- Given records -
• • • • •

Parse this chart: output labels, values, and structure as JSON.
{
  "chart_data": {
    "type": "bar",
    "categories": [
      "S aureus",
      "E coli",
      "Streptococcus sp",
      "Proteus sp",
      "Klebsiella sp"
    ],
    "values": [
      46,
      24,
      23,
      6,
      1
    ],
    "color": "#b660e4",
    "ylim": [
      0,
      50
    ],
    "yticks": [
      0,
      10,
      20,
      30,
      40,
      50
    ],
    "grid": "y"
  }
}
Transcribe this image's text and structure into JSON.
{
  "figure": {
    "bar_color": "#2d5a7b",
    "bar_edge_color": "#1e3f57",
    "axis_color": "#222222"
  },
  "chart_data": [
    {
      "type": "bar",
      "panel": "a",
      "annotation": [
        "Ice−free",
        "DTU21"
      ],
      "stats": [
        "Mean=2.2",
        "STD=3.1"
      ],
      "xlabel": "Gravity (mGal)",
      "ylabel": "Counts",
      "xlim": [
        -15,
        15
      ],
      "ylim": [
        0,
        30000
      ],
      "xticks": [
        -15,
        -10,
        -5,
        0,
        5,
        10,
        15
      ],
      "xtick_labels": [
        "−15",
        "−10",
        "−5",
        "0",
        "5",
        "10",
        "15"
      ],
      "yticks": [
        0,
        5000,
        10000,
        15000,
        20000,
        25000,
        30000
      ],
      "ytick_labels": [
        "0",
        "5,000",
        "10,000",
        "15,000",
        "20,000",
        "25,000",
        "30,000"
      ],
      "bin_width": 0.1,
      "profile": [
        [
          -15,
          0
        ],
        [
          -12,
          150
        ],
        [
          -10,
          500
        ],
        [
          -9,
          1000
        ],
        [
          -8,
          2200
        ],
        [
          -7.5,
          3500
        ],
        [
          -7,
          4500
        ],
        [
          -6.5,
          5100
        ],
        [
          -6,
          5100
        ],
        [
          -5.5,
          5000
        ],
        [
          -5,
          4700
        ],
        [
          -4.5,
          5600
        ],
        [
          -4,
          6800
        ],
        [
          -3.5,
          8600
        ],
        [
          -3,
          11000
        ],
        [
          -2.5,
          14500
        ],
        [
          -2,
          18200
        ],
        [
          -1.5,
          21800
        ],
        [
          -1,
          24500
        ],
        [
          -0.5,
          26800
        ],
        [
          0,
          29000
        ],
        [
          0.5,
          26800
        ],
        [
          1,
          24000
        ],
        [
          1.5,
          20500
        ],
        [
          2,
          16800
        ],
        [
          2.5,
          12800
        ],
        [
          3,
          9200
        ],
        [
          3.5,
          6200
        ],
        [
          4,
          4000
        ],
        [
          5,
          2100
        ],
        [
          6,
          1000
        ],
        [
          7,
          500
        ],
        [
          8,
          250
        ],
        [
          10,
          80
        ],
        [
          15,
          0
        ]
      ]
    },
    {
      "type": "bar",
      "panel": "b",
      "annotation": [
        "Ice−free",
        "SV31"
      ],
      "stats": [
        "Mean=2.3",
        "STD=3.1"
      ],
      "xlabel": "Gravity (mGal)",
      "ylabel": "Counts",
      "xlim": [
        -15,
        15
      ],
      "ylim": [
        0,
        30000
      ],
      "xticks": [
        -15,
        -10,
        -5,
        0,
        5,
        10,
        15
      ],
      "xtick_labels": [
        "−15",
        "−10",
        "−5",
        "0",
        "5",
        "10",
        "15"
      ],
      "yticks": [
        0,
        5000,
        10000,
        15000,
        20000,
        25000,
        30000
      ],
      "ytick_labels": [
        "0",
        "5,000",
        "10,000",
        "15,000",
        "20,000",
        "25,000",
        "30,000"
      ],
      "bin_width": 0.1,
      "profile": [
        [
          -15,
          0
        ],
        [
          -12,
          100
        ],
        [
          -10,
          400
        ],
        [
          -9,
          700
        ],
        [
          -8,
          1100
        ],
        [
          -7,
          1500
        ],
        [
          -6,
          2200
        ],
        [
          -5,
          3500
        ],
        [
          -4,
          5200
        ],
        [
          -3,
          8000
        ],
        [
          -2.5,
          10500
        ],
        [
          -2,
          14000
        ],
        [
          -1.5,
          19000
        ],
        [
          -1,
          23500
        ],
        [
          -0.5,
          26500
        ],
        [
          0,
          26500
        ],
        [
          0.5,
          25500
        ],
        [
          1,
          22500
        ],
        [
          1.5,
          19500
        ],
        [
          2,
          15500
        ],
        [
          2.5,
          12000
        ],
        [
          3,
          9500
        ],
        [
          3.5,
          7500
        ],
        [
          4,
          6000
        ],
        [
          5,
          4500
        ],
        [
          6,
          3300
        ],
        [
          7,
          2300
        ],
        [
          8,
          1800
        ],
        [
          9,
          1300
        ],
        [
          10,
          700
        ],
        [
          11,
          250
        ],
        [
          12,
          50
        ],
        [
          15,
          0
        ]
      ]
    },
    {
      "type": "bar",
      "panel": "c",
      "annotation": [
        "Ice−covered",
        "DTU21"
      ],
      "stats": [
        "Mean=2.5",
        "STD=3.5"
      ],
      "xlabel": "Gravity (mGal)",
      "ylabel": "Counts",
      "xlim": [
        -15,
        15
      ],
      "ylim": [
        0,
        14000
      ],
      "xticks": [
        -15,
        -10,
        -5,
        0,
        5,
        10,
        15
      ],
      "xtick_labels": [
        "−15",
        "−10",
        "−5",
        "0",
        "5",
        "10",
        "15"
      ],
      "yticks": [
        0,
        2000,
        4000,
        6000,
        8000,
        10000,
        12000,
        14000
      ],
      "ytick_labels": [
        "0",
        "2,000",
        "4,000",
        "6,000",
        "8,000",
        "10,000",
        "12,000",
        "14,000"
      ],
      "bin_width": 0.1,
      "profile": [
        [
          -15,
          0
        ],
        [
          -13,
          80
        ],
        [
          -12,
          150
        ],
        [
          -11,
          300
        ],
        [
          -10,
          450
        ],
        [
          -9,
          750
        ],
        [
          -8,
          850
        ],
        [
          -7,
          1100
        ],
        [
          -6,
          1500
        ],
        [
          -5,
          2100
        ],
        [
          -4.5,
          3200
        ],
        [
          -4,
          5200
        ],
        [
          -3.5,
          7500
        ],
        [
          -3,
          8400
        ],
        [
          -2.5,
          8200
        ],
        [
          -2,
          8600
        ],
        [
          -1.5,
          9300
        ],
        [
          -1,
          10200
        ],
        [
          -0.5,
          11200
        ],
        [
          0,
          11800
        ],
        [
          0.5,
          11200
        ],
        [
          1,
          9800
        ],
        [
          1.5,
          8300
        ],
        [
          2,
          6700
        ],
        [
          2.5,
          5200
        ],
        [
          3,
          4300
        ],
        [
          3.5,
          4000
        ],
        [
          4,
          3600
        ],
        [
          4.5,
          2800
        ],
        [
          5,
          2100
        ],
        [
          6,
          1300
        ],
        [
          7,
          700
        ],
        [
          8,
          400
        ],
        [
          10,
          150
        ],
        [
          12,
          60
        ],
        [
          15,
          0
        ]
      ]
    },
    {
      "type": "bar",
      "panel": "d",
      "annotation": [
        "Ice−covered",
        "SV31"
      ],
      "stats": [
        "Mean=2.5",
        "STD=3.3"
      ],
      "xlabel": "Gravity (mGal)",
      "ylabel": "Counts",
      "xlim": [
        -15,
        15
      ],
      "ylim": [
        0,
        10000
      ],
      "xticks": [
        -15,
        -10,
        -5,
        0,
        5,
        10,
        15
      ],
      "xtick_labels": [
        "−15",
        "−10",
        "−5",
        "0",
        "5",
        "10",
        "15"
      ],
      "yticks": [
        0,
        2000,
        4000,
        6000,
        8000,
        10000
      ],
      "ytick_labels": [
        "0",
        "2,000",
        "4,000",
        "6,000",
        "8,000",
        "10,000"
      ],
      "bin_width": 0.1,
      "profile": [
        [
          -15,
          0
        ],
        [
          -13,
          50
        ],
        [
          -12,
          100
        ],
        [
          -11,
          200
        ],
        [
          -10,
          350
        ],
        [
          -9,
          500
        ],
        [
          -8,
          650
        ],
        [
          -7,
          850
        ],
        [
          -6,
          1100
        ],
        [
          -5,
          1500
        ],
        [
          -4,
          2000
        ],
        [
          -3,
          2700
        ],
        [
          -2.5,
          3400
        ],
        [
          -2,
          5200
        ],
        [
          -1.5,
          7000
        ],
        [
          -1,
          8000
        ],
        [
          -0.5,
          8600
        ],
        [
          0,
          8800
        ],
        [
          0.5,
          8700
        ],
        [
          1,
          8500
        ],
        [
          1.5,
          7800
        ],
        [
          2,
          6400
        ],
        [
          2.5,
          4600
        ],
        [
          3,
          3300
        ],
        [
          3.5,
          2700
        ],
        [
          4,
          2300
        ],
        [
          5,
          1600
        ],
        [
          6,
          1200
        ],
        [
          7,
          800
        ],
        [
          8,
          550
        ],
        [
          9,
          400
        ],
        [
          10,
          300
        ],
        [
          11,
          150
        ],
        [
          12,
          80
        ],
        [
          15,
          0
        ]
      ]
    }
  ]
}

• • • • •

- Directions for this task -
Isolate the lines that hold the word "structure" and copy all of them.

- Response -
Parse this chart: output labels, values, and structure as JSON.
Transcribe this image's text and structure into JSON.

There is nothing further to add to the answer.